--- BEGIN Data lines ---

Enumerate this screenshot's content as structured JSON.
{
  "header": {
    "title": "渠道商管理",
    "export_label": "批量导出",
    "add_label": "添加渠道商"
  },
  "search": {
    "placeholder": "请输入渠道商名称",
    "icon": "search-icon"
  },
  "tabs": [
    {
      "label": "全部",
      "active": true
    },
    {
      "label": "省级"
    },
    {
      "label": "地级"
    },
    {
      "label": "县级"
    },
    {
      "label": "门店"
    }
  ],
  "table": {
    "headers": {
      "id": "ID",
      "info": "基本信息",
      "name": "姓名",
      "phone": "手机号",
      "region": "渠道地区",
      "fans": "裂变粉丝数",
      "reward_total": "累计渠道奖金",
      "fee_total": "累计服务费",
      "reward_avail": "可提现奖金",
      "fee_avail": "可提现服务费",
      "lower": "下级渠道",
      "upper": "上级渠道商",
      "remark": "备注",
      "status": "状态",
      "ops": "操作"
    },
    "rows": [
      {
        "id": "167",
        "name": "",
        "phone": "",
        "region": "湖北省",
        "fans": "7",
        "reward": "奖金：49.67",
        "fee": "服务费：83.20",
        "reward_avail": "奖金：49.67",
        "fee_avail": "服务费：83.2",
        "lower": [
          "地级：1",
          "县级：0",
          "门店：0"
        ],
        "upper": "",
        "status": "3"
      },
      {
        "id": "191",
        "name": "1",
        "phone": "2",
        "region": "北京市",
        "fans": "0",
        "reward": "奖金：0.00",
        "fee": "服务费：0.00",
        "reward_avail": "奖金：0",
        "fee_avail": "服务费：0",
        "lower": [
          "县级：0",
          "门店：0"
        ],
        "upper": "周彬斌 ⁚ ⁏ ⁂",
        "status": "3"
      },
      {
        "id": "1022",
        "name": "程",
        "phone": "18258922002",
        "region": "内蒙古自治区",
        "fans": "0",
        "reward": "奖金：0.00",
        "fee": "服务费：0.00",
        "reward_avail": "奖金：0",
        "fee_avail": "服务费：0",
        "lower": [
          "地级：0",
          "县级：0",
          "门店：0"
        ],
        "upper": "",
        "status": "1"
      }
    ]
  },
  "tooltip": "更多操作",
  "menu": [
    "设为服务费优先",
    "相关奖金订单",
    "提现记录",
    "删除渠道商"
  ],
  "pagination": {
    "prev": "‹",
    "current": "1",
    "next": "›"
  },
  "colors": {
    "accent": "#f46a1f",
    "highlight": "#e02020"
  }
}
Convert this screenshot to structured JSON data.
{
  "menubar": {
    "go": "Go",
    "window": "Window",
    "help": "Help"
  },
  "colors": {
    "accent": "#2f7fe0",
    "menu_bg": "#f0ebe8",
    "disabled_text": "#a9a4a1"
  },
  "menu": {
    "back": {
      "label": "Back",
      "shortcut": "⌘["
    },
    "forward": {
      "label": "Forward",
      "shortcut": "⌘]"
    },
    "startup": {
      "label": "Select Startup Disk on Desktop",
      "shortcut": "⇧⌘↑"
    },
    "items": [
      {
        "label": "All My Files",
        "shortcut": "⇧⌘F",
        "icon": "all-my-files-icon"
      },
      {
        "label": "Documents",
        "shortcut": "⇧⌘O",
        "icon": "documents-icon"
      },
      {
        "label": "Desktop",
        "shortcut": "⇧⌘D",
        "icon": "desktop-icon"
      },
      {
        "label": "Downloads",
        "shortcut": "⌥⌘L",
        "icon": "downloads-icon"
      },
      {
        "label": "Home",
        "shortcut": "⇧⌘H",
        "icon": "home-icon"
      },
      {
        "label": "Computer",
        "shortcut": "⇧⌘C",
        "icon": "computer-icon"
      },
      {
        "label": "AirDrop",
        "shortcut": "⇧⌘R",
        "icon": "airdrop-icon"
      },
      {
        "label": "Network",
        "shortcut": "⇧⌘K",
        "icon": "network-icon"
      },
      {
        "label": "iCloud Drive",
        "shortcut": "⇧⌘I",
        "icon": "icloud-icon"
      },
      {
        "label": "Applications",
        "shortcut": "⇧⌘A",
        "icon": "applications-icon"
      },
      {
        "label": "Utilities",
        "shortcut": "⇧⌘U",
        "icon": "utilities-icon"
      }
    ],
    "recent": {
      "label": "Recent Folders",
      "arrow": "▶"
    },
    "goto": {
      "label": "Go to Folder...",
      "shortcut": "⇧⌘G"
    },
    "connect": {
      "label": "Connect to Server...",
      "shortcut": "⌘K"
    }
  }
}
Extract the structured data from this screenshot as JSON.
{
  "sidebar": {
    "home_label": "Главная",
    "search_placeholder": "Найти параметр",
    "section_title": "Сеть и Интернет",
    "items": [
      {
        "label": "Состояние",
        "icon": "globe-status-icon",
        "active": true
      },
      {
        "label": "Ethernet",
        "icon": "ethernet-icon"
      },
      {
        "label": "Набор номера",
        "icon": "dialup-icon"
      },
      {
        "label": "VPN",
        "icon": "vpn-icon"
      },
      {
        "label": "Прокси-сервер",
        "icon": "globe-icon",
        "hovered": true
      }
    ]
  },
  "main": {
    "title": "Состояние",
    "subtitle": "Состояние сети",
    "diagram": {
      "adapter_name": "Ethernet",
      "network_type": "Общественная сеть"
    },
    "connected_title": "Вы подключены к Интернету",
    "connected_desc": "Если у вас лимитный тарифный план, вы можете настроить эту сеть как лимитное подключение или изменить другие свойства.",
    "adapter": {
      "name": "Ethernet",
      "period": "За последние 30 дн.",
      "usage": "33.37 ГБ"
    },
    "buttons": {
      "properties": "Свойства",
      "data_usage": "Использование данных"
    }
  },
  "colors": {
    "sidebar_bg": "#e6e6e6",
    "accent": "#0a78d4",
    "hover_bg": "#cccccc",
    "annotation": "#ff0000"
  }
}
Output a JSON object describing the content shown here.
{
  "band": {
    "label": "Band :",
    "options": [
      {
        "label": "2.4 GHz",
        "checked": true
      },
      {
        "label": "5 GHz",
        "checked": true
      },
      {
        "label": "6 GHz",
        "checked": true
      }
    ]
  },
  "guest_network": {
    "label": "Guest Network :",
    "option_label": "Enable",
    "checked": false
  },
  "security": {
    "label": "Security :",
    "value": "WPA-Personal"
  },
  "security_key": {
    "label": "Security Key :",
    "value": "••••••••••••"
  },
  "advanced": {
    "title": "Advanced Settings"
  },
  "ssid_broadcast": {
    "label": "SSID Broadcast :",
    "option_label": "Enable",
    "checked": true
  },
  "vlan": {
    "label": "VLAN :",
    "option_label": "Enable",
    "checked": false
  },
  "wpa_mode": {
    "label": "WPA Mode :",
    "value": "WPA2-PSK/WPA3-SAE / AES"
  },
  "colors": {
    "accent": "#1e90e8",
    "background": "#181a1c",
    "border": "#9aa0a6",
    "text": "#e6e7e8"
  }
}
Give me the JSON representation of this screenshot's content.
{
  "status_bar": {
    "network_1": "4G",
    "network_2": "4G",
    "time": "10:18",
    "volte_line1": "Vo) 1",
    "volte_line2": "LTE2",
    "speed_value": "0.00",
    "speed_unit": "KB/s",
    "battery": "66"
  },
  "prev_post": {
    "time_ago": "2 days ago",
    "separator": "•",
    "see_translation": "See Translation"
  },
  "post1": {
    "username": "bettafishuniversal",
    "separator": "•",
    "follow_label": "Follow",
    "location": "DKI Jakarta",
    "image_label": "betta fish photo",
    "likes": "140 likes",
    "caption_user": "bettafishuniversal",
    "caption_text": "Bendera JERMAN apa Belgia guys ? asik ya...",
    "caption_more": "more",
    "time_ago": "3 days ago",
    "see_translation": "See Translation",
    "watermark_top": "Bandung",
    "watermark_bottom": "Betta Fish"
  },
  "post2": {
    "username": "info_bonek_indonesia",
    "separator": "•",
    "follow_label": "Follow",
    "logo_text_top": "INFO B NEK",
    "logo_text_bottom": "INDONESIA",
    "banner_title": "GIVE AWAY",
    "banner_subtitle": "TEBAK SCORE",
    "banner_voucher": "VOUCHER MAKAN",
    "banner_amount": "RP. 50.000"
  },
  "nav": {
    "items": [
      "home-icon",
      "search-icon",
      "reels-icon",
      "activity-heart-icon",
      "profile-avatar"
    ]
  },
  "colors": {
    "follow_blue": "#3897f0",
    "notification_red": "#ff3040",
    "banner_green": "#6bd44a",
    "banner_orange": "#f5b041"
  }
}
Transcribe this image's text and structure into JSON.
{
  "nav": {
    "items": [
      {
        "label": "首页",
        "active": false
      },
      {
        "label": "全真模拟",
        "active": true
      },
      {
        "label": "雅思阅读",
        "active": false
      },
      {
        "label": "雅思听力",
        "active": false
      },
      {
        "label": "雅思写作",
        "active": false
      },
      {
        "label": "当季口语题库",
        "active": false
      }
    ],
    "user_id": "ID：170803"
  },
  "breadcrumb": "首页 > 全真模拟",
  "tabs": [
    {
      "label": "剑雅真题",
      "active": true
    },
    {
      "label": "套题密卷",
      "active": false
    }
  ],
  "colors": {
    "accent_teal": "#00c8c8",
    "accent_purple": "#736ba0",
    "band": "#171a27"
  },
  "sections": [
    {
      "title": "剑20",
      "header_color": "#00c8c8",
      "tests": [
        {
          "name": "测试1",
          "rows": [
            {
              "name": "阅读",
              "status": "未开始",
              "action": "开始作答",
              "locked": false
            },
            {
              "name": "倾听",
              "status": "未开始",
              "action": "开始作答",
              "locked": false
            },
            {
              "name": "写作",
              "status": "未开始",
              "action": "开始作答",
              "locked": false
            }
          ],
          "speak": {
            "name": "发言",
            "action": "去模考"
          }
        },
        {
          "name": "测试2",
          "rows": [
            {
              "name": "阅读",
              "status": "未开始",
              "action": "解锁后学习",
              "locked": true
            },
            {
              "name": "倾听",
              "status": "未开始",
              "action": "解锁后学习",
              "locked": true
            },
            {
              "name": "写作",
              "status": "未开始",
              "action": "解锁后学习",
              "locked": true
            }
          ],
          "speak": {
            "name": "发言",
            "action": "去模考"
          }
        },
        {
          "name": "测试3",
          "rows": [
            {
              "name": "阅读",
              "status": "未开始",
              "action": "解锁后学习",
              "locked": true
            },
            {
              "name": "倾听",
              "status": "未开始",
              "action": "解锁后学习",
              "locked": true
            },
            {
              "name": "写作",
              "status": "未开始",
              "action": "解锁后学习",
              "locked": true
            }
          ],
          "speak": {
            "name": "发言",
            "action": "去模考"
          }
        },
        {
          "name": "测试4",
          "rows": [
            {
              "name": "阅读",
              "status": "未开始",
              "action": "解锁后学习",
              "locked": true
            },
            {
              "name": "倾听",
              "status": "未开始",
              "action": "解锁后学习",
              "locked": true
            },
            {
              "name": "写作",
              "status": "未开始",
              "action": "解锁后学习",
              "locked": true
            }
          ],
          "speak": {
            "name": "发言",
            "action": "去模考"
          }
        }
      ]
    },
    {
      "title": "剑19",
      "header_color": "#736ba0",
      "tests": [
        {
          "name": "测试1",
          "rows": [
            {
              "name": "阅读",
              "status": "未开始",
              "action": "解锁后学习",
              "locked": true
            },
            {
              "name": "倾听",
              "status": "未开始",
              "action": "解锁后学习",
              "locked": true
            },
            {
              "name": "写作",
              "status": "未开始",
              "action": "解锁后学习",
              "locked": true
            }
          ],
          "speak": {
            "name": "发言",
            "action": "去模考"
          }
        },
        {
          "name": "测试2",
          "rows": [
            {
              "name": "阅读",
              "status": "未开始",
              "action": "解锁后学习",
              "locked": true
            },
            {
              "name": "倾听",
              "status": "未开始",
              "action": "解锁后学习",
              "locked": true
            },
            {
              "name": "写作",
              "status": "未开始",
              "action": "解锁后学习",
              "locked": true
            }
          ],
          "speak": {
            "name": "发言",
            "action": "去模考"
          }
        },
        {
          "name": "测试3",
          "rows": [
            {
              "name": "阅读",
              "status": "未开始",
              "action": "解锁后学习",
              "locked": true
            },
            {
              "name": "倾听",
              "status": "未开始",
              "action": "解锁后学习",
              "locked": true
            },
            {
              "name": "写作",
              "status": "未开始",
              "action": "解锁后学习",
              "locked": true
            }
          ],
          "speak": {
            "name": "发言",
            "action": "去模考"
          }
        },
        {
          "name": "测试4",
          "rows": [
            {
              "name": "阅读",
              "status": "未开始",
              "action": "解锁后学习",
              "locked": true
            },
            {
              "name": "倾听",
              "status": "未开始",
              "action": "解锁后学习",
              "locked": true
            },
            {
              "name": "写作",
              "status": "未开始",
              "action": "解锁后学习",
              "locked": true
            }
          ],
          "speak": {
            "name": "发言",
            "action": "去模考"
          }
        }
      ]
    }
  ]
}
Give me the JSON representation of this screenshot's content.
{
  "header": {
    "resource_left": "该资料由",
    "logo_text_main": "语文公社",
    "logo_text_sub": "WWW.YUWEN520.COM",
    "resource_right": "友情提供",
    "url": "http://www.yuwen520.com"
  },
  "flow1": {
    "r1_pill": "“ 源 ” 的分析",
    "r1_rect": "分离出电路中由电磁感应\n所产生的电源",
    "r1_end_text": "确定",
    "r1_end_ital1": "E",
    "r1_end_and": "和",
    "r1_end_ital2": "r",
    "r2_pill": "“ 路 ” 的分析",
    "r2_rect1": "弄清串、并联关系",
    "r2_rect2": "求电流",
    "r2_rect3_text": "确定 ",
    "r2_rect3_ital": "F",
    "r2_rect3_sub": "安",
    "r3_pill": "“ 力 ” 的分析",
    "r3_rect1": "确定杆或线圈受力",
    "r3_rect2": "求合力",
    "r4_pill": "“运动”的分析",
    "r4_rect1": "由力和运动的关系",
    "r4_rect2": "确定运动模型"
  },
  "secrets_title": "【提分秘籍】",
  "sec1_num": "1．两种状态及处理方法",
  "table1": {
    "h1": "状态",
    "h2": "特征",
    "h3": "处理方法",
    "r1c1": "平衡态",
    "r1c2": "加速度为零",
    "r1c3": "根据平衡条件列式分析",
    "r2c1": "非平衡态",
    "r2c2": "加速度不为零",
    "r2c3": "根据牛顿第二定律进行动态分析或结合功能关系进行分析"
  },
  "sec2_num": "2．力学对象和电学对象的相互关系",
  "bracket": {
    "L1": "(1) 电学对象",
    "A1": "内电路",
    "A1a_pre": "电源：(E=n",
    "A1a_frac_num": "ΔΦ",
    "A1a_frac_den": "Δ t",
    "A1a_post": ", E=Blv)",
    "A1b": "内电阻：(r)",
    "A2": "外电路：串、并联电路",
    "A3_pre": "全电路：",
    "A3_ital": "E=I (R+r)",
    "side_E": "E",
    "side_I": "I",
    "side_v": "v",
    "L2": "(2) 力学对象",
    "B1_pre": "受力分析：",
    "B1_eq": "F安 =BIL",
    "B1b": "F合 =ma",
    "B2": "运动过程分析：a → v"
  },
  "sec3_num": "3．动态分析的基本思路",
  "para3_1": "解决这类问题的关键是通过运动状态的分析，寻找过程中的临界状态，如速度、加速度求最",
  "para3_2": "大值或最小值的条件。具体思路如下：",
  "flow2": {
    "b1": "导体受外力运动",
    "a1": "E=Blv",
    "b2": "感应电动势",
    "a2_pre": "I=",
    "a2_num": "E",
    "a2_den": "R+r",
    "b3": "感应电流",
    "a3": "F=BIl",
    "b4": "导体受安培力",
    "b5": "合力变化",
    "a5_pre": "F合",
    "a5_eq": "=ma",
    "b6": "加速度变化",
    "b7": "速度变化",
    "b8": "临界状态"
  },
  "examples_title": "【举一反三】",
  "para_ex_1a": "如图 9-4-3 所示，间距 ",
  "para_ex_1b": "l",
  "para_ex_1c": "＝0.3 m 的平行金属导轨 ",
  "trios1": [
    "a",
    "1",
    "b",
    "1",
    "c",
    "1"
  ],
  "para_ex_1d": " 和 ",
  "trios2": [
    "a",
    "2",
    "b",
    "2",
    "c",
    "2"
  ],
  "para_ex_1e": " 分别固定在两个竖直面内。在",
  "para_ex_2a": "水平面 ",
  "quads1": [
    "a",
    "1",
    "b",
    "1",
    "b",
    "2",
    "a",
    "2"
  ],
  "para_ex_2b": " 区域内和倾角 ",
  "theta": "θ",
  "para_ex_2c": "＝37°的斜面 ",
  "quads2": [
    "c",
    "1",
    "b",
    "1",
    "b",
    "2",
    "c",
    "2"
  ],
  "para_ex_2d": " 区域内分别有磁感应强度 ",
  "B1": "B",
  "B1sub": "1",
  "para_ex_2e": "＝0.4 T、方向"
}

--- END Data lines ---

_Given request_: Go through the listing above and list every line that has the word "this".

_Worked answer_:
Enumerate this screenshot's content as structured JSON.
Convert this screenshot to structured JSON data.
Extract the structured data from this screenshot as JSON.
Give me the JSON representation of this screenshot's content.
Transcribe this image's text and structure into JSON.
Give me the JSON representation of this screenshot's content.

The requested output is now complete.